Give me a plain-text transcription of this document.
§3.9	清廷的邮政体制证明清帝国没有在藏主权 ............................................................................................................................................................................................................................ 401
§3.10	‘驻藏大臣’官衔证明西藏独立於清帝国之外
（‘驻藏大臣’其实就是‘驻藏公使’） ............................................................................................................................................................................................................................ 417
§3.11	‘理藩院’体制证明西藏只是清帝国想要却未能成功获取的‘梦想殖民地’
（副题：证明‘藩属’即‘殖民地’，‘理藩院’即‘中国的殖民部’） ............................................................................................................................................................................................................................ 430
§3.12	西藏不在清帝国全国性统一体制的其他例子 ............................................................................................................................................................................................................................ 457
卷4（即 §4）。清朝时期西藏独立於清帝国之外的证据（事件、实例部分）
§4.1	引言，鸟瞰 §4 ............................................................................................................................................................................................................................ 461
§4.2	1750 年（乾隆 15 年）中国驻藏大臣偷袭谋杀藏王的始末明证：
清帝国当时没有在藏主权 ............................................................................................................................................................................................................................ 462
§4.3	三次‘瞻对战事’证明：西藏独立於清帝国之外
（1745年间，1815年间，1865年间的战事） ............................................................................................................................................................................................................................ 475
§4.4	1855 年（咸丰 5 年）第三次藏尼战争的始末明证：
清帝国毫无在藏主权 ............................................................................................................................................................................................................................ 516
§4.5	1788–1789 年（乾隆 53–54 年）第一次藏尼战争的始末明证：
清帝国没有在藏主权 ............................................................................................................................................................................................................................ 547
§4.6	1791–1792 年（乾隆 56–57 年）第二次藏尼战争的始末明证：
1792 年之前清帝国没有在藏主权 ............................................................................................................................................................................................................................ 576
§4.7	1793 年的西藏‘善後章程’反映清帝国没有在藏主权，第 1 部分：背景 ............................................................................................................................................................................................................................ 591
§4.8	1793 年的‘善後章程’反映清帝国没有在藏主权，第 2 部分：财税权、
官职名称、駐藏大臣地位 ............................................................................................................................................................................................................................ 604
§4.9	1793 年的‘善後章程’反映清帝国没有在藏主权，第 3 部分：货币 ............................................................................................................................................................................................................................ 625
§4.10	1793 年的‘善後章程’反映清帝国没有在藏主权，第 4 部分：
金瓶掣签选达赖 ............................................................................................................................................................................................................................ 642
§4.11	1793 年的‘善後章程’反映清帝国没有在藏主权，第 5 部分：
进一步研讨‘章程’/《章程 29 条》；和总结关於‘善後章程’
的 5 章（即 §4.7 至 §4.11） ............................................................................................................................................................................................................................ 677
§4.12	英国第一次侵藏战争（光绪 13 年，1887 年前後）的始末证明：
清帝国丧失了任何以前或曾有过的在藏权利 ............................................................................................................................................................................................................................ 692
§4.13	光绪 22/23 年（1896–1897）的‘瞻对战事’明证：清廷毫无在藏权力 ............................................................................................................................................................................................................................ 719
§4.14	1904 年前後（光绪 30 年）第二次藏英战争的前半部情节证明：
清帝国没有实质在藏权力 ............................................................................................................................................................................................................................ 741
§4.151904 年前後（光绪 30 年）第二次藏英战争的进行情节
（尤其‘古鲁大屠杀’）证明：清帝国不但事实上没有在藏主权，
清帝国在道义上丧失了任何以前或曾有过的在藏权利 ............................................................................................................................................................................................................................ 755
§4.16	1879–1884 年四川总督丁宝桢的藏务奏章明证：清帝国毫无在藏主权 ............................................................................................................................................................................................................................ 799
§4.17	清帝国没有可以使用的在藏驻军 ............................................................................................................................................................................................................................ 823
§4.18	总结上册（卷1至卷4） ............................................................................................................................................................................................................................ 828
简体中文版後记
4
---
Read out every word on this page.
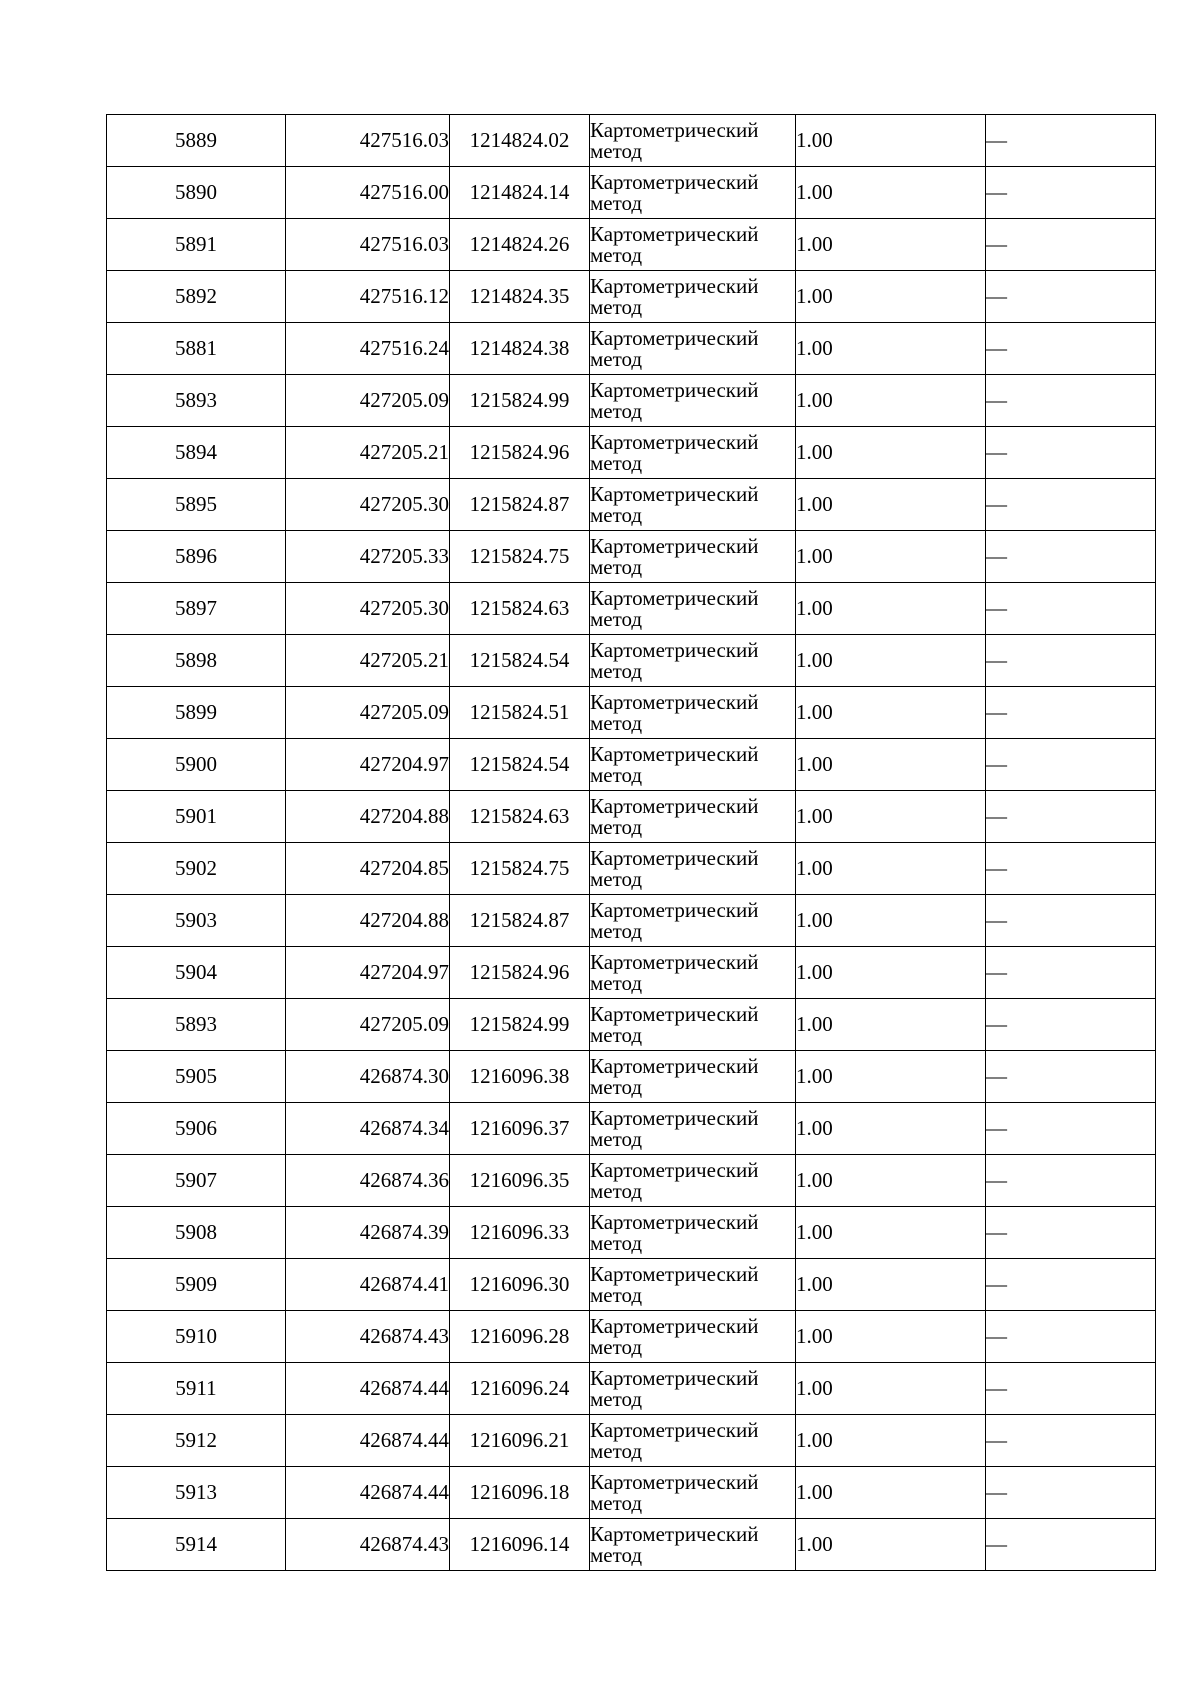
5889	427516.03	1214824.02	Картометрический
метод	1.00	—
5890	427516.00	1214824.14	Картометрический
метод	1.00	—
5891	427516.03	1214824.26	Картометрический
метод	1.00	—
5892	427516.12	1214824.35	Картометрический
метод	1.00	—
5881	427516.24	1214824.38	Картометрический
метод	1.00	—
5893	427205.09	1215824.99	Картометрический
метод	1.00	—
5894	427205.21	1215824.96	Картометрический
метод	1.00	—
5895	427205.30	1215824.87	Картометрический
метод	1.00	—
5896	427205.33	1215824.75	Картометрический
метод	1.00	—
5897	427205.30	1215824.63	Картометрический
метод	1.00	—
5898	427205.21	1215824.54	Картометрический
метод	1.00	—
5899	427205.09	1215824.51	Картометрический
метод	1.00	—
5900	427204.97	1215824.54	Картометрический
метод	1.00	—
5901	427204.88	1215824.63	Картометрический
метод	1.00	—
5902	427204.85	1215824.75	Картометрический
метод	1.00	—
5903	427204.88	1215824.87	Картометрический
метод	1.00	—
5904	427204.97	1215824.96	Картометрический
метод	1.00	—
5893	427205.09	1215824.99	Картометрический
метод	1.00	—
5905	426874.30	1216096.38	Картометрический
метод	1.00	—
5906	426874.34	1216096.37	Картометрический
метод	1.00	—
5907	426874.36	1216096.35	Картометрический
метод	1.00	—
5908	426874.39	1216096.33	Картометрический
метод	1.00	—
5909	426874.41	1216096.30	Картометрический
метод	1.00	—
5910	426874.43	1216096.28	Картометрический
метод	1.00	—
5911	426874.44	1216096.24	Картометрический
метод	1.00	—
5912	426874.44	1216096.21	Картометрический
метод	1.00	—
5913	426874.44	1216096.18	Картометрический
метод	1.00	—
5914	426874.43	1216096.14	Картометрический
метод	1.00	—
...
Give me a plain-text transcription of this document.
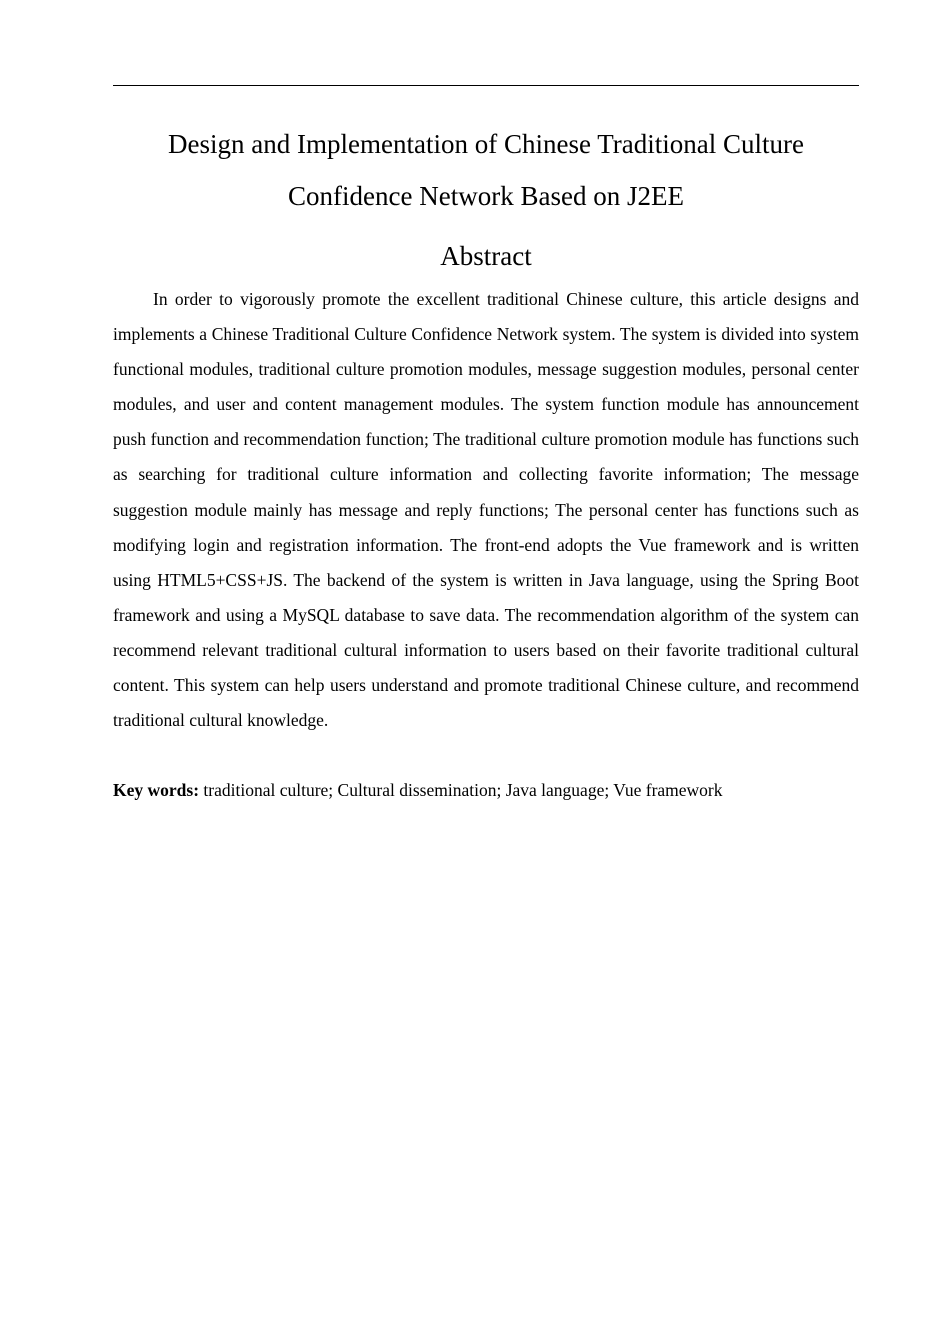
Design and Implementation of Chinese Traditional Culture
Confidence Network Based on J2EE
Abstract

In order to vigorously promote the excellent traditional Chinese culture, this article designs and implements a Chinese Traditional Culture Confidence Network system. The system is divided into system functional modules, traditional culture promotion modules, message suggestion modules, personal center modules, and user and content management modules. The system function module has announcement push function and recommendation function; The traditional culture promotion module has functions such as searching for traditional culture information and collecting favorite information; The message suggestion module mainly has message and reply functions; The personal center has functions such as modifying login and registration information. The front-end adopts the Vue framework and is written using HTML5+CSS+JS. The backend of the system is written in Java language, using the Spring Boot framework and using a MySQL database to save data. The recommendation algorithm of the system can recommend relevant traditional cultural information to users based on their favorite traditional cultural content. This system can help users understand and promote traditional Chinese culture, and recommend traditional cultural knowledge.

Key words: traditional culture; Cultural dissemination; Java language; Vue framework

> _What the exercise asks_: Filter the entries above down to the lines containing the word "清帝国毫无在藏主权".

> _Correct output_:
清帝国毫无在藏主权 ............................................................................................................................................................................................................................ 516
§4.16	1879–1884 年四川总督丁宝桢的藏务奏章明证：清帝国毫无在藏主权 ............................................................................................................................................................................................................................ 799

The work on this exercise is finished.